▶ Task goal: Which lines in the entries below contain the string "group", with case counting? Pick out each such line and copy it in full.

▶ Exercise inputs:
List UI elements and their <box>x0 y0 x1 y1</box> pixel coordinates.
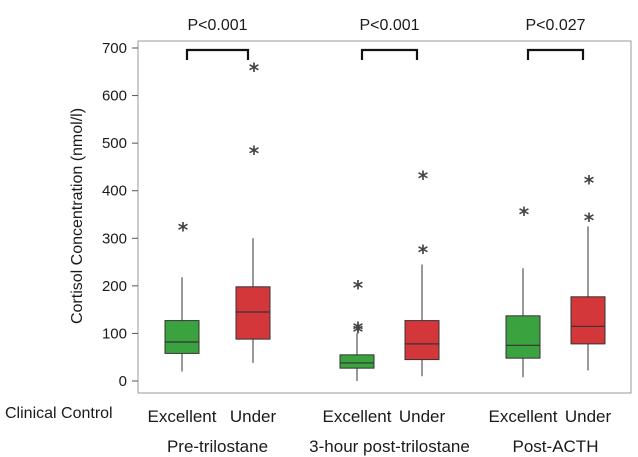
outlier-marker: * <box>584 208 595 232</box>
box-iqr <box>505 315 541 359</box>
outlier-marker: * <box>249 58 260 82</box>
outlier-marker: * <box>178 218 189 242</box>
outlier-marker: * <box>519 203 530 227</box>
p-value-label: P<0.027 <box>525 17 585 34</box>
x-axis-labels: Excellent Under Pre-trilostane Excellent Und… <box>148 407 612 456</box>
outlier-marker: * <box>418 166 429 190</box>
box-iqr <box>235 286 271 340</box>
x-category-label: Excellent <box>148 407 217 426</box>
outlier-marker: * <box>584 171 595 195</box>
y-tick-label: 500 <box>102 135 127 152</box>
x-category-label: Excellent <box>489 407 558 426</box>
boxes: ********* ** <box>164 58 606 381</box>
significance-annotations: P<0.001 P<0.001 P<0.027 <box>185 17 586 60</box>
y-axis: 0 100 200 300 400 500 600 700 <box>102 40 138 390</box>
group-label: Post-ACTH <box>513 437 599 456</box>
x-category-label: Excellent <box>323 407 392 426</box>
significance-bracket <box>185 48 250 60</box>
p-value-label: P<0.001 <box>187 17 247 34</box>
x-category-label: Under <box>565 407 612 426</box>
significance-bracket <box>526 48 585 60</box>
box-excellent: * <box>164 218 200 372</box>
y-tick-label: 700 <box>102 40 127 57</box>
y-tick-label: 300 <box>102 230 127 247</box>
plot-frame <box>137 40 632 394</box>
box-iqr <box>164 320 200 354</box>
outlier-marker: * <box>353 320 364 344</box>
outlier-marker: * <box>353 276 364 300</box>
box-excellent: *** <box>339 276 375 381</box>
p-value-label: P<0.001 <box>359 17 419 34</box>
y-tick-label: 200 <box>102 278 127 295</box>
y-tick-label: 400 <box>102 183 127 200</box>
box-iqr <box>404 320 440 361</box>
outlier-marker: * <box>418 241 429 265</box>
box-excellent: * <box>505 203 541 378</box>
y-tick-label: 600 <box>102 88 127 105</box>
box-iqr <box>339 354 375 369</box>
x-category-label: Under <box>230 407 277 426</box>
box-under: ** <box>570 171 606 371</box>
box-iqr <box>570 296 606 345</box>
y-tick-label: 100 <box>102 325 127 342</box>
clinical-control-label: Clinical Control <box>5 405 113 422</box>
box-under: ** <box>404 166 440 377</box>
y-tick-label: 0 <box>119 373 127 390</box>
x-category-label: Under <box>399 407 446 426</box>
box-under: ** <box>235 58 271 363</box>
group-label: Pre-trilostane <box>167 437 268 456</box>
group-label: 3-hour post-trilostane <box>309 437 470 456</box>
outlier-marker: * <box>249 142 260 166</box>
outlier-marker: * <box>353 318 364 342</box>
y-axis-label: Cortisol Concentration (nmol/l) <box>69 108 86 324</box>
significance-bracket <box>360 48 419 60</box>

--

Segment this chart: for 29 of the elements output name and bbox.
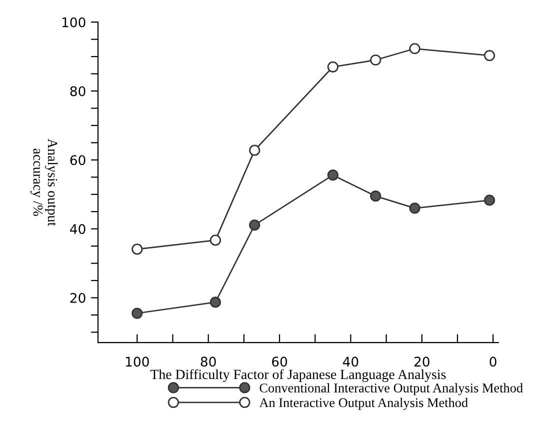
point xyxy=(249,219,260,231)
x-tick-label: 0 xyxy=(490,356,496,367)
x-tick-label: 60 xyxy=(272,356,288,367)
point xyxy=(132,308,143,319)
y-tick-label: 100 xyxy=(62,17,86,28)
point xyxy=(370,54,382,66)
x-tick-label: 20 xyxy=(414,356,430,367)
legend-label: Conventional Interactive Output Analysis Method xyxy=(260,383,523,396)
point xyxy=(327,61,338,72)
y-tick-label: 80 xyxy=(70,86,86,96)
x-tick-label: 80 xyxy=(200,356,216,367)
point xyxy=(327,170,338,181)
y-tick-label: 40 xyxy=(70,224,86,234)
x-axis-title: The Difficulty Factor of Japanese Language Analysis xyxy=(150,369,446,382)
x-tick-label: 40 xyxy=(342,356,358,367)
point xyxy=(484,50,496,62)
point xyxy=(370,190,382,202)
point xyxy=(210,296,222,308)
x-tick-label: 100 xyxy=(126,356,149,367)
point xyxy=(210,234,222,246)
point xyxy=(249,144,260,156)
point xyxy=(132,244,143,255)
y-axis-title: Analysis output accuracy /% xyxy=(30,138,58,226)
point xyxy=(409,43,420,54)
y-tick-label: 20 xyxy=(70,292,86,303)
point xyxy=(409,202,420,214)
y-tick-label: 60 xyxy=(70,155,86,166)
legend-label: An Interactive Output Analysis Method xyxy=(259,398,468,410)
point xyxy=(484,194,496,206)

▶ Response to this exercise:
group-label: Post-ACTH <box>513 437 599 456</box>
group-label: Pre-trilostane <box>167 437 268 456</box>
group-label: 3-hour post-trilostane <box>309 437 470 456</box>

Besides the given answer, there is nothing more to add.